> [Given exercise]
Repeat the entire listing exactly.

[Start Material provided]

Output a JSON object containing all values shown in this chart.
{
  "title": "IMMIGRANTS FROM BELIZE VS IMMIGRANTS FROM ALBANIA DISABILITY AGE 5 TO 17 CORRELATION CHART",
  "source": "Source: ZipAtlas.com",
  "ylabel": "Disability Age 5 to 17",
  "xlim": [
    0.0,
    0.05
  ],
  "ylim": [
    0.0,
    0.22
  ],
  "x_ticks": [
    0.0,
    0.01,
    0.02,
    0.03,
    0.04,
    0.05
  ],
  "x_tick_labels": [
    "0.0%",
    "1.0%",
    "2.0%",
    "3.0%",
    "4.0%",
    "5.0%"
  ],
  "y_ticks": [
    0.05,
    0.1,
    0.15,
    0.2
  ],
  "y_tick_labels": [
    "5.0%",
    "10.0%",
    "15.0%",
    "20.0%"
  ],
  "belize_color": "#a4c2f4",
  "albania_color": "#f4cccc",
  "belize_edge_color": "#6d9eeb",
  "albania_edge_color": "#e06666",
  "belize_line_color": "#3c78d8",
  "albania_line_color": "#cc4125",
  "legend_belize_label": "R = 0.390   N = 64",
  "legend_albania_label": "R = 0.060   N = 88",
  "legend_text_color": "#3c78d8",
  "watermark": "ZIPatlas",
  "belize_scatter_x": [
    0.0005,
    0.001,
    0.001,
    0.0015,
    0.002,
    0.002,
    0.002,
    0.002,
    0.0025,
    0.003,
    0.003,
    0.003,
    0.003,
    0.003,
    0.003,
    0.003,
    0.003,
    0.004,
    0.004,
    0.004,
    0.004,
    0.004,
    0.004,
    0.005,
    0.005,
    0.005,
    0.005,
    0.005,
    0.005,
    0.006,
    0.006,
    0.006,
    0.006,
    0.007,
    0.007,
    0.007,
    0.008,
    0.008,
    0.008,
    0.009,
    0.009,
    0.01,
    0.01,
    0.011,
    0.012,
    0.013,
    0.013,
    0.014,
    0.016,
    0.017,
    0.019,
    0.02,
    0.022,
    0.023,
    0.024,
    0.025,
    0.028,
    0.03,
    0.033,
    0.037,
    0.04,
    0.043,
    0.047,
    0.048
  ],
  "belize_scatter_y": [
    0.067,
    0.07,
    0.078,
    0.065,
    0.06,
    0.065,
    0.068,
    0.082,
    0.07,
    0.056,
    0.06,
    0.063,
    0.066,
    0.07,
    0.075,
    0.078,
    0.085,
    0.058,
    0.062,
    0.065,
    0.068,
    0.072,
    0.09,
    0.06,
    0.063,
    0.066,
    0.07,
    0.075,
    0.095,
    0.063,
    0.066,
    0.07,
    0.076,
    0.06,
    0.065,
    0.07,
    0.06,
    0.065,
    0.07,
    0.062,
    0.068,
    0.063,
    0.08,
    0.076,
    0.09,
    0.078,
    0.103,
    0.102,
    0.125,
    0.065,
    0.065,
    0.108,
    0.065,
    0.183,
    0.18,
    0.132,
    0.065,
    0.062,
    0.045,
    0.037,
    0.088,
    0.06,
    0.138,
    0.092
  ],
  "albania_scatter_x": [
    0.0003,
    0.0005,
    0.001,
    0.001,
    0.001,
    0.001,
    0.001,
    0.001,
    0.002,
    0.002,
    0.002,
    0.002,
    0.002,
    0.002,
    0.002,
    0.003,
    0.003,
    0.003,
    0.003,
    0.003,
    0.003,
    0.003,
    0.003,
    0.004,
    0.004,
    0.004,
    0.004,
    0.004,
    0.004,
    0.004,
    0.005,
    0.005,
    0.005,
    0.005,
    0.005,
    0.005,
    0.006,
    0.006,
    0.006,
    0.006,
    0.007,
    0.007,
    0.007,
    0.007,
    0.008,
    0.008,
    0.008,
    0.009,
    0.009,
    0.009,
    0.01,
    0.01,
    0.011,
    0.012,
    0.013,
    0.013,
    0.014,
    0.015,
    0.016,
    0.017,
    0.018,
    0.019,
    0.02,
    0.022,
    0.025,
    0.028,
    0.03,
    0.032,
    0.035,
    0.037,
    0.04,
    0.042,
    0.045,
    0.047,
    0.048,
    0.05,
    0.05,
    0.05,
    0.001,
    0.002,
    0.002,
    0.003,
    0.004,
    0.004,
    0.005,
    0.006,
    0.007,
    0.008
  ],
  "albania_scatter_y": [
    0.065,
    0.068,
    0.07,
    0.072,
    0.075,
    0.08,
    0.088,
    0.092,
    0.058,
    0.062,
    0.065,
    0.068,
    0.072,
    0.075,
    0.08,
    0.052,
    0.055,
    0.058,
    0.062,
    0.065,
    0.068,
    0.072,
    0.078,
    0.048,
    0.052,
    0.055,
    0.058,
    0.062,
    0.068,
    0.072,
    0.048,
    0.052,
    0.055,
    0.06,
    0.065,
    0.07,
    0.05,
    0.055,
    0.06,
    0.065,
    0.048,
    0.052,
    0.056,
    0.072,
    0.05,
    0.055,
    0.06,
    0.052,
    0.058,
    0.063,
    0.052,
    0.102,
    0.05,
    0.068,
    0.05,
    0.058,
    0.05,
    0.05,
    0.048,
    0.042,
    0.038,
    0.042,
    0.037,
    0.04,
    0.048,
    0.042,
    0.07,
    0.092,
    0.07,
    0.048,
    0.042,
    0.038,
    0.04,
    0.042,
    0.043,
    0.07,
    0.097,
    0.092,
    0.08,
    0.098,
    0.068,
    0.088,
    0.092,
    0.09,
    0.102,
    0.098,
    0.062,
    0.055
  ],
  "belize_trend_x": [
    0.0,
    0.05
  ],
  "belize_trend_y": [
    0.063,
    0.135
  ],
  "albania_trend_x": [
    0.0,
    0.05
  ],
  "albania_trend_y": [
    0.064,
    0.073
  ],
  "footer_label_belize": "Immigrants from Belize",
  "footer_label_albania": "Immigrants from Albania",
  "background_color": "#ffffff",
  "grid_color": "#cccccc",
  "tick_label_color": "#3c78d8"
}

[End Material provided]

> [Task result]
Output a JSON object containing all values shown in this chart.
{
  "title": "IMMIGRANTS FROM BELIZE VS IMMIGRANTS FROM ALBANIA DISABILITY AGE 5 TO 17 CORRELATION CHART",
  "source": "Source: ZipAtlas.com",
  "ylabel": "Disability Age 5 to 17",
  "xlim": [
    0.0,
    0.05
  ],
  "ylim": [
    0.0,
    0.22
  ],
  "x_ticks": [
    0.0,
    0.01,
    0.02,
    0.03,
    0.04,
    0.05
  ],
  "x_tick_labels": [
    "0.0%",
    "1.0%",
    "2.0%",
    "3.0%",
    "4.0%",
    "5.0%"
  ],
  "y_ticks": [
    0.05,
    0.1,
    0.15,
    0.2
  ],
  "y_tick_labels": [
    "5.0%",
    "10.0%",
    "15.0%",
    "20.0%"
  ],
  "belize_color": "#a4c2f4",
  "albania_color": "#f4cccc",
  "belize_edge_color": "#6d9eeb",
  "albania_edge_color": "#e06666",
  "belize_line_color": "#3c78d8",
  "albania_line_color": "#cc4125",
  "legend_belize_label": "R = 0.390   N = 64",
  "legend_albania_label": "R = 0.060   N = 88",
  "legend_text_color": "#3c78d8",
  "watermark": "ZIPatlas",
  "belize_scatter_x": [
    0.0005,
    0.001,
    0.001,
    0.0015,
    0.002,
    0.002,
    0.002,
    0.002,
    0.0025,
    0.003,
    0.003,
    0.003,
    0.003,
    0.003,
    0.003,
    0.003,
    0.003,
    0.004,
    0.004,
    0.004,
    0.004,
    0.004,
    0.004,
    0.005,
    0.005,
    0.005,
    0.005,
    0.005,
    0.005,
    0.006,
    0.006,
    0.006,
    0.006,
    0.007,
    0.007,
    0.007,
    0.008,
    0.008,
    0.008,
    0.009,
    0.009,
    0.01,
    0.01,
    0.011,
    0.012,
    0.013,
    0.013,
    0.014,
    0.016,
    0.017,
    0.019,
    0.02,
    0.022,
    0.023,
    0.024,
    0.025,
    0.028,
    0.03,
    0.033,
    0.037,
    0.04,
    0.043,
    0.047,
    0.048
  ],
  "belize_scatter_y": [
    0.067,
    0.07,
    0.078,
    0.065,
    0.06,
    0.065,
    0.068,
    0.082,
    0.07,
    0.056,
    0.06,
    0.063,
    0.066,
    0.07,
    0.075,
    0.078,
    0.085,
    0.058,
    0.062,
    0.065,
    0.068,
    0.072,
    0.09,
    0.06,
    0.063,
    0.066,
    0.07,
    0.075,
    0.095,
    0.063,
    0.066,
    0.07,
    0.076,
    0.06,
    0.065,
    0.07,
    0.06,
    0.065,
    0.07,
    0.062,
    0.068,
    0.063,
    0.08,
    0.076,
    0.09,
    0.078,
    0.103,
    0.102,
    0.125,
    0.065,
    0.065,
    0.108,
    0.065,
    0.183,
    0.18,
    0.132,
    0.065,
    0.062,
    0.045,
    0.037,
    0.088,
    0.06,
    0.138,
    0.092
  ],
  "albania_scatter_x": [
    0.0003,
    0.0005,
    0.001,
    0.001,
    0.001,
    0.001,
    0.001,
    0.001,
    0.002,
    0.002,
    0.002,
    0.002,
    0.002,
    0.002,
    0.002,
    0.003,
    0.003,
    0.003,
    0.003,
    0.003,
    0.003,
    0.003,
    0.003,
    0.004,
    0.004,
    0.004,
    0.004,
    0.004,
    0.004,
    0.004,
    0.005,
    0.005,
    0.005,
    0.005,
    0.005,
    0.005,
    0.006,
    0.006,
    0.006,
    0.006,
    0.007,
    0.007,
    0.007,
    0.007,
    0.008,
    0.008,
    0.008,
    0.009,
    0.009,
    0.009,
    0.01,
    0.01,
    0.011,
    0.012,
    0.013,
    0.013,
    0.014,
    0.015,
    0.016,
    0.017,
    0.018,
    0.019,
    0.02,
    0.022,
    0.025,
    0.028,
    0.03,
    0.032,
    0.035,
    0.037,
    0.04,
    0.042,
    0.045,
    0.047,
    0.048,
    0.05,
    0.05,
    0.05,
    0.001,
    0.002,
    0.002,
    0.003,
    0.004,
    0.004,
    0.005,
    0.006,
    0.007,
    0.008
  ],
  "albania_scatter_y": [
    0.065,
    0.068,
    0.07,
    0.072,
    0.075,
    0.08,
    0.088,
    0.092,
    0.058,
    0.062,
    0.065,
    0.068,
    0.072,
    0.075,
    0.08,
    0.052,
    0.055,
    0.058,
    0.062,
    0.065,
    0.068,
    0.072,
    0.078,
    0.048,
    0.052,
    0.055,
    0.058,
    0.062,
    0.068,
    0.072,
    0.048,
    0.052,
    0.055,
    0.06,
    0.065,
    0.07,
    0.05,
    0.055,
    0.06,
    0.065,
    0.048,
    0.052,
    0.056,
    0.072,
    0.05,
    0.055,
    0.06,
    0.052,
    0.058,
    0.063,
    0.052,
    0.102,
    0.05,
    0.068,
    0.05,
    0.058,
    0.05,
    0.05,
    0.048,
    0.042,
    0.038,
    0.042,
    0.037,
    0.04,
    0.048,
    0.042,
    0.07,
    0.092,
    0.07,
    0.048,
    0.042,
    0.038,
    0.04,
    0.042,
    0.043,
    0.07,
    0.097,
    0.092,
    0.08,
    0.098,
    0.068,
    0.088,
    0.092,
    0.09,
    0.102,
    0.098,
    0.062,
    0.055
  ],
  "belize_trend_x": [
    0.0,
    0.05
  ],
  "belize_trend_y": [
    0.063,
    0.135
  ],
  "albania_trend_x": [
    0.0,
    0.05
  ],
  "albania_trend_y": [
    0.064,
    0.073
  ],
  "footer_label_belize": "Immigrants from Belize",
  "footer_label_albania": "Immigrants from Albania",
  "background_color": "#ffffff",
  "grid_color": "#cccccc",
  "tick_label_color": "#3c78d8"
}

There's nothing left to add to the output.